Extract all lines from the data beneath that include the word "Test".

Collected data
--- Start ---

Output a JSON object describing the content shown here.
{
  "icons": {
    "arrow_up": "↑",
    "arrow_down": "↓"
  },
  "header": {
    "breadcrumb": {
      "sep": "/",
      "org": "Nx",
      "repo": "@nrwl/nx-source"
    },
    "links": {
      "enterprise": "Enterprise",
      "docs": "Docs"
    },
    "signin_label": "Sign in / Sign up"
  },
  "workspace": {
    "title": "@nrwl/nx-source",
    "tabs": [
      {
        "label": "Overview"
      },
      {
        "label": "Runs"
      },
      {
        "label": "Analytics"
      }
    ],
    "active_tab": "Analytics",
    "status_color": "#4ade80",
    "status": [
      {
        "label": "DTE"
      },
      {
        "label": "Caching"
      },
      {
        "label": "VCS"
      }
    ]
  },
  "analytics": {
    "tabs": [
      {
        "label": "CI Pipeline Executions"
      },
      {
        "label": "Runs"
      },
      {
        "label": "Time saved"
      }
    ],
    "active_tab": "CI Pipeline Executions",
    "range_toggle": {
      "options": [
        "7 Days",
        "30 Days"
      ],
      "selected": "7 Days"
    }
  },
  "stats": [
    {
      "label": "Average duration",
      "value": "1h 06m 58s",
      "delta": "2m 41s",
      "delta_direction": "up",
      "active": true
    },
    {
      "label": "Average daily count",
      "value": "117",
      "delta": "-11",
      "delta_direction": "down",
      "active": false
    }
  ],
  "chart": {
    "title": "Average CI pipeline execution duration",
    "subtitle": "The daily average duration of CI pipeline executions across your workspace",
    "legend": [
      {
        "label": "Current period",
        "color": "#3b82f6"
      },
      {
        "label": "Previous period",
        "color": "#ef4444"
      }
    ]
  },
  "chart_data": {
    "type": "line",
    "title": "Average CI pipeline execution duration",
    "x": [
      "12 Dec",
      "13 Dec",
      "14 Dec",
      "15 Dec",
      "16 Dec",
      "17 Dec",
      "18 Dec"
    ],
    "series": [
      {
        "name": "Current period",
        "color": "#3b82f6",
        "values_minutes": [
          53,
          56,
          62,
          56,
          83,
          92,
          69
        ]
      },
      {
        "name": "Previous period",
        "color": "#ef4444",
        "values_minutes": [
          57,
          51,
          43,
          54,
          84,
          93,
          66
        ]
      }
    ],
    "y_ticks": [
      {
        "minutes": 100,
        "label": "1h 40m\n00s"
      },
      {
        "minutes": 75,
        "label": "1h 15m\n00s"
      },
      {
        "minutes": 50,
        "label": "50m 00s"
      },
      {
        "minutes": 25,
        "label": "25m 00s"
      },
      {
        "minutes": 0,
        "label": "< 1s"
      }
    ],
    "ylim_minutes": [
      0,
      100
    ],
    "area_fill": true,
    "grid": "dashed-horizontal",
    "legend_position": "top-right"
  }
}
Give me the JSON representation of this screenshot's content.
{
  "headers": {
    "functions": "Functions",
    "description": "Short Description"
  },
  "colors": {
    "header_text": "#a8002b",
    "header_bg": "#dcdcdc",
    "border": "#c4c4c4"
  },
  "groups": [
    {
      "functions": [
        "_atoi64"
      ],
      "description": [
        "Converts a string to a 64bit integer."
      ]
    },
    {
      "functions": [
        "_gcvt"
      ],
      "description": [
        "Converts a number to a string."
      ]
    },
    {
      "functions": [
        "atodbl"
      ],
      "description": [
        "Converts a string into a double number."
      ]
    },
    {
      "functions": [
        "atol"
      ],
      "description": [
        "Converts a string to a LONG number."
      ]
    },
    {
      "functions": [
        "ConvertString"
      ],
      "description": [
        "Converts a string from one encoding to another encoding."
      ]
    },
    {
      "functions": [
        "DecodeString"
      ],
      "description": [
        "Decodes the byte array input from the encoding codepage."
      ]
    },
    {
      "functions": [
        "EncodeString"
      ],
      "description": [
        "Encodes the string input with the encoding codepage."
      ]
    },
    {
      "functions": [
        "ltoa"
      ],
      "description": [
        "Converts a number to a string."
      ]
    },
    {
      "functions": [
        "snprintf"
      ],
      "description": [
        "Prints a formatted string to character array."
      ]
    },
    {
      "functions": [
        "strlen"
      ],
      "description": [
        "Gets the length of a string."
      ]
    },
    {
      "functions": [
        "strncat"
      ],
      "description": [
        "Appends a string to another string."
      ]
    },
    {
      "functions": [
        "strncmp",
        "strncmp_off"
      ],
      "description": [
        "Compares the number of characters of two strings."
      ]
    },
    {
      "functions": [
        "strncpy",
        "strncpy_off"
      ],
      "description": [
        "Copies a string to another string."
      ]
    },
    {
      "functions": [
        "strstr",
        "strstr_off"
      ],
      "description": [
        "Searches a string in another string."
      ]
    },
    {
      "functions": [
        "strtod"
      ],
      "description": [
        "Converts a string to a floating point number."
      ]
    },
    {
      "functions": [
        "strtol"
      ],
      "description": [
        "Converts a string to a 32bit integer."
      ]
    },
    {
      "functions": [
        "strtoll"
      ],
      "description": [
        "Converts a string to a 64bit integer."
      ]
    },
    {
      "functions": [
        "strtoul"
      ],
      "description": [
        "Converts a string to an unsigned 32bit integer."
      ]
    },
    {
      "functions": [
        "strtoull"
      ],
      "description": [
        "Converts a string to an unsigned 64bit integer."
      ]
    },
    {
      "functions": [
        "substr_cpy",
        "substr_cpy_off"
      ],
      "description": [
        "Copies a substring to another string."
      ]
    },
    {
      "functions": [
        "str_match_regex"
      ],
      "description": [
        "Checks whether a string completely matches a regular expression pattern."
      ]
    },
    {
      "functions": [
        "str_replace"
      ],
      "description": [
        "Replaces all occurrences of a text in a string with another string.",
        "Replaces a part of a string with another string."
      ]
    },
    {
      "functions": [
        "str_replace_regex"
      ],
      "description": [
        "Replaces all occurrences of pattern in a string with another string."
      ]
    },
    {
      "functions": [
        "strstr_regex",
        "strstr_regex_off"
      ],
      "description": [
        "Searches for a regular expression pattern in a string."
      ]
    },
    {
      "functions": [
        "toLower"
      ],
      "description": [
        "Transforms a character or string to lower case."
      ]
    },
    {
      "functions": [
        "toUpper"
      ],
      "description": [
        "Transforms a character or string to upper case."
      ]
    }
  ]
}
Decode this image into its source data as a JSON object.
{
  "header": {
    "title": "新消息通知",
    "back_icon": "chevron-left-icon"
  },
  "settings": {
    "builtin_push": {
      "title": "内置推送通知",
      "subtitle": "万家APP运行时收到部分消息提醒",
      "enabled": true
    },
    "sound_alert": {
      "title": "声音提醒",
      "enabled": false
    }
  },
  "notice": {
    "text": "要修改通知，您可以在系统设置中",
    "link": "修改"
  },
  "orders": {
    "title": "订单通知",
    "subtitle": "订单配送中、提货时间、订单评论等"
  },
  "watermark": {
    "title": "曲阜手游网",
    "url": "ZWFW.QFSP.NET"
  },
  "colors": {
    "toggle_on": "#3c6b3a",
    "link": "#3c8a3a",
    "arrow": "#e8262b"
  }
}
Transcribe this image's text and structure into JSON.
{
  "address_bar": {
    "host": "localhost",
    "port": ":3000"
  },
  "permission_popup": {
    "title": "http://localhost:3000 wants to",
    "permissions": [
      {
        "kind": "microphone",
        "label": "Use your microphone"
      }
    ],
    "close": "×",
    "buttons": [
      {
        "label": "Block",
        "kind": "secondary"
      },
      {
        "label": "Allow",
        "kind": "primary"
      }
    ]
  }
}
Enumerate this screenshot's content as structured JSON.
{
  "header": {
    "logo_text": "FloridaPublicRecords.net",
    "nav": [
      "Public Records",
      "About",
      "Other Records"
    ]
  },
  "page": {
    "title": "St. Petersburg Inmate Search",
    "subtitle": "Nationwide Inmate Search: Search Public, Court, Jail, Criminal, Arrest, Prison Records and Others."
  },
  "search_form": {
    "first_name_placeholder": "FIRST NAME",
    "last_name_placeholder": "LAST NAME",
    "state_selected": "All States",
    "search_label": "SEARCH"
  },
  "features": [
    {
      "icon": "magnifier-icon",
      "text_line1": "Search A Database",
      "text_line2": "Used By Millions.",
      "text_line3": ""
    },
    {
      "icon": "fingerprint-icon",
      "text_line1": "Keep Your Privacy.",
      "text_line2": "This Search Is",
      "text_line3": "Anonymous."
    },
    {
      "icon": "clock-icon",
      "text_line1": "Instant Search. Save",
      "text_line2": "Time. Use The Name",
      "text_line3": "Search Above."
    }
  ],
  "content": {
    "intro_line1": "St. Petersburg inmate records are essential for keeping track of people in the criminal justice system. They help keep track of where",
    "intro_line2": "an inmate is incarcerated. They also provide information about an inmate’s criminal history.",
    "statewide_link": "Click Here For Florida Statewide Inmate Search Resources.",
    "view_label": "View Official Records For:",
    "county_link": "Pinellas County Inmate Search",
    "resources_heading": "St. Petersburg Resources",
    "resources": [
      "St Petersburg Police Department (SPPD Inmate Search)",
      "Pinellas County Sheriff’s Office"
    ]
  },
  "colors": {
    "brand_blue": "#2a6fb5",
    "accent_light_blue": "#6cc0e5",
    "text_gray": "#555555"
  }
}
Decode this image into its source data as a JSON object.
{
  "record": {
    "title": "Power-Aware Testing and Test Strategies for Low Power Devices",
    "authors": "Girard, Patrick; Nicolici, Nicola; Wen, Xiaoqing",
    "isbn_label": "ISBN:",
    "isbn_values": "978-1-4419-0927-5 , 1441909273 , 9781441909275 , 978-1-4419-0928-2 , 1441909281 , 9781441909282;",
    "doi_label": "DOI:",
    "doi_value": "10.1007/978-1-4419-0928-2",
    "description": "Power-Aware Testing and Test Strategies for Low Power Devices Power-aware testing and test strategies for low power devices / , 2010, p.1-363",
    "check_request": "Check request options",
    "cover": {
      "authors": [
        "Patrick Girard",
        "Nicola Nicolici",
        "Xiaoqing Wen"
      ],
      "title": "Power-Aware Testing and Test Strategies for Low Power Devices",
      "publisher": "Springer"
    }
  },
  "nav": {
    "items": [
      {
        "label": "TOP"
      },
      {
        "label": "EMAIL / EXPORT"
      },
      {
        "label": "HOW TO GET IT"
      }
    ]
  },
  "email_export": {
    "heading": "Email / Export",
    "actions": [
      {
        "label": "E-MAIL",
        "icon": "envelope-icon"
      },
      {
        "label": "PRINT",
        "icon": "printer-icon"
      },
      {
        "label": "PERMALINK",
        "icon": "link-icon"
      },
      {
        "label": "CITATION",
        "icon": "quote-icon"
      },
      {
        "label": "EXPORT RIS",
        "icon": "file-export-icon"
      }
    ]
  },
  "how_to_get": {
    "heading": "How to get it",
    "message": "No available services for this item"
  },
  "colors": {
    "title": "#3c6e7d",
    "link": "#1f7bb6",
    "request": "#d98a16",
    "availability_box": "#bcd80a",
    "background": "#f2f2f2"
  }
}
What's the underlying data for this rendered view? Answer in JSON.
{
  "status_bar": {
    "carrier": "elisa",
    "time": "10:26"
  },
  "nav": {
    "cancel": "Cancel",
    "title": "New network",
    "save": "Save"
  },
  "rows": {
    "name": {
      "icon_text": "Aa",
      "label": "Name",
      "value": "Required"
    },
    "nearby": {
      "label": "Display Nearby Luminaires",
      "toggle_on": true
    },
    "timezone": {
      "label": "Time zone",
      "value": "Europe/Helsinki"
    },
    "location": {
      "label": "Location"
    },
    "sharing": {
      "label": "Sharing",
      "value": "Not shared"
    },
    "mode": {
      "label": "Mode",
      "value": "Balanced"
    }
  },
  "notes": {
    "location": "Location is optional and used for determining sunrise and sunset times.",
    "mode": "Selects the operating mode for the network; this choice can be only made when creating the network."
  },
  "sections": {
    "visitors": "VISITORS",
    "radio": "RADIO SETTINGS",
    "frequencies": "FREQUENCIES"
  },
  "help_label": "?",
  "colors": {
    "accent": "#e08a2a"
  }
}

--- End ---

● Solved problem:
    "title": "Power-Aware Testing and Test Strategies for Low Power Devices",
    "description": "Power-Aware Testing and Test Strategies for Low Power Devices Power-aware testing and test strategies for low power devices / , 2010, p.1-363",
      "title": "Power-Aware Testing and Test Strategies for Low Power Devices",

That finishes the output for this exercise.